_What to do_
In the listing below, count the lines containing the string "Kapalı" and state only the number.

★ ★ ★ ★ ★

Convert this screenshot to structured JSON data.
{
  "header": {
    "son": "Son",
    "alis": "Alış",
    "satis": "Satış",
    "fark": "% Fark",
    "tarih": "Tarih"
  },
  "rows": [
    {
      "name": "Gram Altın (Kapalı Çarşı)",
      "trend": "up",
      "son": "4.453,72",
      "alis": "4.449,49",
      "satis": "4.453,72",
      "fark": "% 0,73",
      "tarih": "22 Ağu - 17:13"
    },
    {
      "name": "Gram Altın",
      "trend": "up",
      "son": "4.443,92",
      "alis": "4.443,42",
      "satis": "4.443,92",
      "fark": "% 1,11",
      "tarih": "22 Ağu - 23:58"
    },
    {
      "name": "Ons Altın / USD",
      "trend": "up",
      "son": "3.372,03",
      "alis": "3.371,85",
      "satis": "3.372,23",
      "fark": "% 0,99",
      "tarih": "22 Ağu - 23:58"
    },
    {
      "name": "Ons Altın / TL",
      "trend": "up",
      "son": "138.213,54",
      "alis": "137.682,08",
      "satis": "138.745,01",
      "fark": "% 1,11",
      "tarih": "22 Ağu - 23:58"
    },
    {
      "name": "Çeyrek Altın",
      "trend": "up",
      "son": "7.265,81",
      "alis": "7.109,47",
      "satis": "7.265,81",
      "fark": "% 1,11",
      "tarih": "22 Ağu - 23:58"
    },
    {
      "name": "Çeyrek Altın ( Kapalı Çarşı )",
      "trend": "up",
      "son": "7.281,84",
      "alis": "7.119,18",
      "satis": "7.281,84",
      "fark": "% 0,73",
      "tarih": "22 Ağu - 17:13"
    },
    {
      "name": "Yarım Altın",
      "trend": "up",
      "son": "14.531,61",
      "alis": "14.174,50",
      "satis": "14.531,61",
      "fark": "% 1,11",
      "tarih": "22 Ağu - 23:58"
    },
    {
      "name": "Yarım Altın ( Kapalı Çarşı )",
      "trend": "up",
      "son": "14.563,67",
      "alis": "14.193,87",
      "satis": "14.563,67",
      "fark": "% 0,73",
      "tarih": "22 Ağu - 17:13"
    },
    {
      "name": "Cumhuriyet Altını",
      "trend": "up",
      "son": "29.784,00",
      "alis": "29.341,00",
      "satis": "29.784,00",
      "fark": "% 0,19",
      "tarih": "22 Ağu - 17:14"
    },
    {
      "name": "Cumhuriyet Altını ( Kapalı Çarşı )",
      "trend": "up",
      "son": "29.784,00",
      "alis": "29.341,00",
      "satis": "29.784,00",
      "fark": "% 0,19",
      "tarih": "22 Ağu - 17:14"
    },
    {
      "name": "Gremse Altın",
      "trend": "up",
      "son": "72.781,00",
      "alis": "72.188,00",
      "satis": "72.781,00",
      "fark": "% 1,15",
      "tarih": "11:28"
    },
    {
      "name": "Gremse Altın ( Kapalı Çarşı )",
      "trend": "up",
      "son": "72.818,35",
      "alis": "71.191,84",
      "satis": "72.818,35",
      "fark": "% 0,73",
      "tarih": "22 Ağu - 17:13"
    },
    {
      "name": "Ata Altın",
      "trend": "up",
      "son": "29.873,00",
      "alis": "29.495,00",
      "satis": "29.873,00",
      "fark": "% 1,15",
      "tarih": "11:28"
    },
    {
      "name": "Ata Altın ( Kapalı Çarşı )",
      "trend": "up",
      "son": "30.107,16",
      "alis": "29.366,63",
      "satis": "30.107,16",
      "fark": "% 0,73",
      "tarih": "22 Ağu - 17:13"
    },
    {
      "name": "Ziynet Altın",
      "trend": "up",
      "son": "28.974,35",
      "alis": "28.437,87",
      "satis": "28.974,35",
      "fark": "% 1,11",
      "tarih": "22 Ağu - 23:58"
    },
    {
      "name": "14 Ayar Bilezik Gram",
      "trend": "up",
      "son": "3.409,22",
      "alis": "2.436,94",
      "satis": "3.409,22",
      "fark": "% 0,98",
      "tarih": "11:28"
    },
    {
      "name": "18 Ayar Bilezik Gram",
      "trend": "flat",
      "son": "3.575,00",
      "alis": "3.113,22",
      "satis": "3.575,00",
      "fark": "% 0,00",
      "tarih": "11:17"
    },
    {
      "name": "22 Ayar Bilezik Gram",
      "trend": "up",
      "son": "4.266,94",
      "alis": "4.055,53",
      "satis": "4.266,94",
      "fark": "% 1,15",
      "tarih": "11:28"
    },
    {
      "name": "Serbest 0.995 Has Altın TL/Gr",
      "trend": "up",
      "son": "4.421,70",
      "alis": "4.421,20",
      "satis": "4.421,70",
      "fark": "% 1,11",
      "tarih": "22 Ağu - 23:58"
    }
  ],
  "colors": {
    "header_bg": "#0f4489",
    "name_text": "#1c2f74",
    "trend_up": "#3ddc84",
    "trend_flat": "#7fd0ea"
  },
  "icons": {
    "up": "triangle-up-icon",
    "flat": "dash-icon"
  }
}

★ ★ ★ ★ ★

_Correct output_
6